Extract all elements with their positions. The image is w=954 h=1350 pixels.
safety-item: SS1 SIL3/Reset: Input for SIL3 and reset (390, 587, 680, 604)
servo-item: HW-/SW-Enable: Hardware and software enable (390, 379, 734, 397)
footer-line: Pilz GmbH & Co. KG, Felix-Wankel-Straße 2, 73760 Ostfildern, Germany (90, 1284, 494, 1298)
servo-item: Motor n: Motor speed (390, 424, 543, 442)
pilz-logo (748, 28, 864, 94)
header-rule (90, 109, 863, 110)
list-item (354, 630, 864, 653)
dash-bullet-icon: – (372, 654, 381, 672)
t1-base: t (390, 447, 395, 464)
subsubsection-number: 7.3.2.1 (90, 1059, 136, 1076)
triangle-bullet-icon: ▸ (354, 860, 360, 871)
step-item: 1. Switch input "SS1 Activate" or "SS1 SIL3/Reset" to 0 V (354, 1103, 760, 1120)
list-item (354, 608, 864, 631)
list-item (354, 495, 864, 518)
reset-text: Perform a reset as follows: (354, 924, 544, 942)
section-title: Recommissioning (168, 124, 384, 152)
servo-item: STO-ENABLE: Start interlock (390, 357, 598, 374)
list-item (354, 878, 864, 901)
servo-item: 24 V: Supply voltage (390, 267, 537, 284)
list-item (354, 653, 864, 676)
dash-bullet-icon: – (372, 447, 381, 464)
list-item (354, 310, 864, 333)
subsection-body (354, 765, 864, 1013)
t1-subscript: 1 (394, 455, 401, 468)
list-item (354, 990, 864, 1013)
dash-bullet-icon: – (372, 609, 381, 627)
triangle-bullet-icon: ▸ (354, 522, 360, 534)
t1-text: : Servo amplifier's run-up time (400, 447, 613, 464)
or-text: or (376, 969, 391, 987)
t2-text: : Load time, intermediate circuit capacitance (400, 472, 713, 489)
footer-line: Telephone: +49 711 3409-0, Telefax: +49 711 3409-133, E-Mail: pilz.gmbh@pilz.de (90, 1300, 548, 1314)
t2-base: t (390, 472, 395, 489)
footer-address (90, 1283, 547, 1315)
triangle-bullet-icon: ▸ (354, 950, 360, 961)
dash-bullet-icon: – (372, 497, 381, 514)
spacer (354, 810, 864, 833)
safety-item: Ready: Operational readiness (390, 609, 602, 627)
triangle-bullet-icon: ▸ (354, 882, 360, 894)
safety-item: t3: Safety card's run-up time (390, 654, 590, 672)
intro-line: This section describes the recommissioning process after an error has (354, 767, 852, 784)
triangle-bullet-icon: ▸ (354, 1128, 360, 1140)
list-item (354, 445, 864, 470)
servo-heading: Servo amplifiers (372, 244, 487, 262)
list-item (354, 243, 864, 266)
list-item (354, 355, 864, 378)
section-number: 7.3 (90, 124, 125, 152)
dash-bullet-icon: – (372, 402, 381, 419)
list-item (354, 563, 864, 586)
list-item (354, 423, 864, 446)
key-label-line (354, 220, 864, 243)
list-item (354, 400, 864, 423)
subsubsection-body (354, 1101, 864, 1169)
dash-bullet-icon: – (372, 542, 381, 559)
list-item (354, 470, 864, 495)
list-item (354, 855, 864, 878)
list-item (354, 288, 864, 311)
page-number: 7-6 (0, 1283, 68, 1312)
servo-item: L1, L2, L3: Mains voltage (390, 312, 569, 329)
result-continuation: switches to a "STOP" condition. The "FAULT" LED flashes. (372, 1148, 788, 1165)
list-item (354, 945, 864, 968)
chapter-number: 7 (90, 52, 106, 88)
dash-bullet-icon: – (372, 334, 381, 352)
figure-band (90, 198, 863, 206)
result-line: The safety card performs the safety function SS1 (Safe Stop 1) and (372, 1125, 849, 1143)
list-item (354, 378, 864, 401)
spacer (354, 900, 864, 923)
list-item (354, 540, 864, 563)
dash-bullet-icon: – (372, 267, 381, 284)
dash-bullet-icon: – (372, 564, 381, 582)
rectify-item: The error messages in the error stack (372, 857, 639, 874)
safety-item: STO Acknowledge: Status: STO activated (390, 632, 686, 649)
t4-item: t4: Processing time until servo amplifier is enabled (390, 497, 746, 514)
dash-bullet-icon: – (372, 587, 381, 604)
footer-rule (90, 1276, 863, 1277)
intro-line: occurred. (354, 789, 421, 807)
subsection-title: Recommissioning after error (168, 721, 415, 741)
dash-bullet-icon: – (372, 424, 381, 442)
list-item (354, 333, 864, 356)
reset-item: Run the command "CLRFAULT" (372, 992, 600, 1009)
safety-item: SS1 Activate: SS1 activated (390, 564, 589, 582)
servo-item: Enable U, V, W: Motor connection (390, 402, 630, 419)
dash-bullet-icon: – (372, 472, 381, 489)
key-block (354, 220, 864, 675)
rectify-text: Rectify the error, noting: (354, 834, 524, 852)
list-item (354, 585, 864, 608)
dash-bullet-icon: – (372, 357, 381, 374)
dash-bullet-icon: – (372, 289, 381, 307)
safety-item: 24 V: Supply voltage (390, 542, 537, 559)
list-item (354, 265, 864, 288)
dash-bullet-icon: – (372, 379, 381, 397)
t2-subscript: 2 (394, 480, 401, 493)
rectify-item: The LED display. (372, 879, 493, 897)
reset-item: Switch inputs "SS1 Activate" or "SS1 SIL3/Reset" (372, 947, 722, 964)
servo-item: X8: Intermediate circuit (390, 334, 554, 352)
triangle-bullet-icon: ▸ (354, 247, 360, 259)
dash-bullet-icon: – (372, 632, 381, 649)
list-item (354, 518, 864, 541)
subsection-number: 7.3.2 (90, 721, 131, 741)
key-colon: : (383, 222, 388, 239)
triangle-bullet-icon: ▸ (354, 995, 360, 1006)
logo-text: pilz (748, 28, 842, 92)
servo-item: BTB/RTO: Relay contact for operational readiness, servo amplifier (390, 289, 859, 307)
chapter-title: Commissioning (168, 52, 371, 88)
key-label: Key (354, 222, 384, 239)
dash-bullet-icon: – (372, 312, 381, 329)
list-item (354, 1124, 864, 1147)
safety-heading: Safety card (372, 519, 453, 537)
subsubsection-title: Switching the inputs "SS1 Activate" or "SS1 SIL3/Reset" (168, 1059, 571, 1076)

• _Challenge_
Reproduce every line of the items above character for character, keeping their order.

• _Final result_
Extract all elements with their positions. The image is w=954 h=1350 pixels.
safety-item: SS1 SIL3/Reset: Input for SIL3 and reset (390, 587, 680, 604)
servo-item: HW-/SW-Enable: Hardware and software enable (390, 379, 734, 397)
footer-line: Pilz GmbH & Co. KG, Felix-Wankel-Straße 2, 73760 Ostfildern, Germany (90, 1284, 494, 1298)
servo-item: Motor n: Motor speed (390, 424, 543, 442)
pilz-logo (748, 28, 864, 94)
header-rule (90, 109, 863, 110)
list-item (354, 630, 864, 653)
dash-bullet-icon: – (372, 654, 381, 672)
t1-base: t (390, 447, 395, 464)
subsubsection-number: 7.3.2.1 (90, 1059, 136, 1076)
triangle-bullet-icon: ▸ (354, 860, 360, 871)
step-item: 1. Switch input "SS1 Activate" or "SS1 SIL3/Reset" to 0 V (354, 1103, 760, 1120)
list-item (354, 608, 864, 631)
list-item (354, 495, 864, 518)
reset-text: Perform a reset as follows: (354, 924, 544, 942)
section-title: Recommissioning (168, 124, 384, 152)
servo-item: STO-ENABLE: Start interlock (390, 357, 598, 374)
list-item (354, 878, 864, 901)
servo-item: 24 V: Supply voltage (390, 267, 537, 284)
list-item (354, 653, 864, 676)
dash-bullet-icon: – (372, 447, 381, 464)
list-item (354, 310, 864, 333)
subsection-body (354, 765, 864, 1013)
t1-subscript: 1 (394, 455, 401, 468)
list-item (354, 990, 864, 1013)
dash-bullet-icon: – (372, 609, 381, 627)
triangle-bullet-icon: ▸ (354, 522, 360, 534)
t1-text: : Servo amplifier's run-up time (400, 447, 613, 464)
or-text: or (376, 969, 391, 987)
t2-text: : Load time, intermediate circuit capacitance (400, 472, 713, 489)
footer-line: Telephone: +49 711 3409-0, Telefax: +49 711 3409-133, E-Mail: pilz.gmbh@pilz.de (90, 1300, 548, 1314)
t2-base: t (390, 472, 395, 489)
footer-address (90, 1283, 547, 1315)
triangle-bullet-icon: ▸ (354, 950, 360, 961)
dash-bullet-icon: – (372, 497, 381, 514)
spacer (354, 810, 864, 833)
safety-item: Ready: Operational readiness (390, 609, 602, 627)
triangle-bullet-icon: ▸ (354, 882, 360, 894)
safety-item: t3: Safety card's run-up time (390, 654, 590, 672)
intro-line: This section describes the recommissioning process after an error has (354, 767, 852, 784)
triangle-bullet-icon: ▸ (354, 1128, 360, 1140)
list-item (354, 445, 864, 470)
servo-heading: Servo amplifiers (372, 244, 487, 262)
list-item (354, 243, 864, 266)
list-item (354, 355, 864, 378)
section-number: 7.3 (90, 124, 125, 152)
dash-bullet-icon: – (372, 402, 381, 419)
list-item (354, 563, 864, 586)
list-item (354, 423, 864, 446)
key-label-line (354, 220, 864, 243)
list-item (354, 400, 864, 423)
subsubsection-body (354, 1101, 864, 1169)
dash-bullet-icon: – (372, 542, 381, 559)
list-item (354, 470, 864, 495)
list-item (354, 855, 864, 878)
list-item (354, 288, 864, 311)
page-number: 7-6 (0, 1283, 68, 1312)
servo-item: L1, L2, L3: Mains voltage (390, 312, 569, 329)
result-continuation: switches to a "STOP" condition. The "FAULT" LED flashes. (372, 1148, 788, 1165)
list-item (354, 945, 864, 968)
chapter-number: 7 (90, 52, 106, 88)
dash-bullet-icon: – (372, 334, 381, 352)
figure-band (90, 198, 863, 206)
result-line: The safety card performs the safety function SS1 (Safe Stop 1) and (372, 1125, 849, 1143)
list-item (354, 378, 864, 401)
spacer (354, 900, 864, 923)
list-item (354, 540, 864, 563)
dash-bullet-icon: – (372, 267, 381, 284)
dash-bullet-icon: – (372, 564, 381, 582)
rectify-item: The error messages in the error stack (372, 857, 639, 874)
safety-item: STO Acknowledge: Status: STO activated (390, 632, 686, 649)
t4-item: t4: Processing time until servo amplifier is enabled (390, 497, 746, 514)
dash-bullet-icon: – (372, 587, 381, 604)
footer-rule (90, 1276, 863, 1277)
intro-line: occurred. (354, 789, 421, 807)
subsection-title: Recommissioning after error (168, 721, 415, 741)
dash-bullet-icon: – (372, 424, 381, 442)
list-item (354, 333, 864, 356)
reset-item: Run the command "CLRFAULT" (372, 992, 600, 1009)
safety-item: SS1 Activate: SS1 activated (390, 564, 589, 582)
servo-item: Enable U, V, W: Motor connection (390, 402, 630, 419)
dash-bullet-icon: – (372, 472, 381, 489)
key-block (354, 220, 864, 675)
rectify-text: Rectify the error, noting: (354, 834, 524, 852)
list-item (354, 585, 864, 608)
dash-bullet-icon: – (372, 357, 381, 374)
dash-bullet-icon: – (372, 289, 381, 307)
safety-item: 24 V: Supply voltage (390, 542, 537, 559)
list-item (354, 265, 864, 288)
dash-bullet-icon: – (372, 379, 381, 397)
t2-subscript: 2 (394, 480, 401, 493)
rectify-item: The LED display. (372, 879, 493, 897)
reset-item: Switch inputs "SS1 Activate" or "SS1 SIL3/Reset" (372, 947, 722, 964)
servo-item: X8: Intermediate circuit (390, 334, 554, 352)
triangle-bullet-icon: ▸ (354, 247, 360, 259)
dash-bullet-icon: – (372, 632, 381, 649)
list-item (354, 518, 864, 541)
subsection-number: 7.3.2 (90, 721, 131, 741)
key-colon: : (383, 222, 388, 239)
triangle-bullet-icon: ▸ (354, 995, 360, 1006)
logo-text: pilz (748, 28, 842, 92)
servo-item: BTB/RTO: Relay contact for operational readiness, servo amplifier (390, 289, 859, 307)
chapter-title: Commissioning (168, 52, 371, 88)
key-label: Key (354, 222, 384, 239)
dash-bullet-icon: – (372, 312, 381, 329)
list-item (354, 1124, 864, 1147)
safety-heading: Safety card (372, 519, 453, 537)
subsubsection-title: Switching the inputs "SS1 Activate" or "SS1 SIL3/Reset" (168, 1059, 571, 1076)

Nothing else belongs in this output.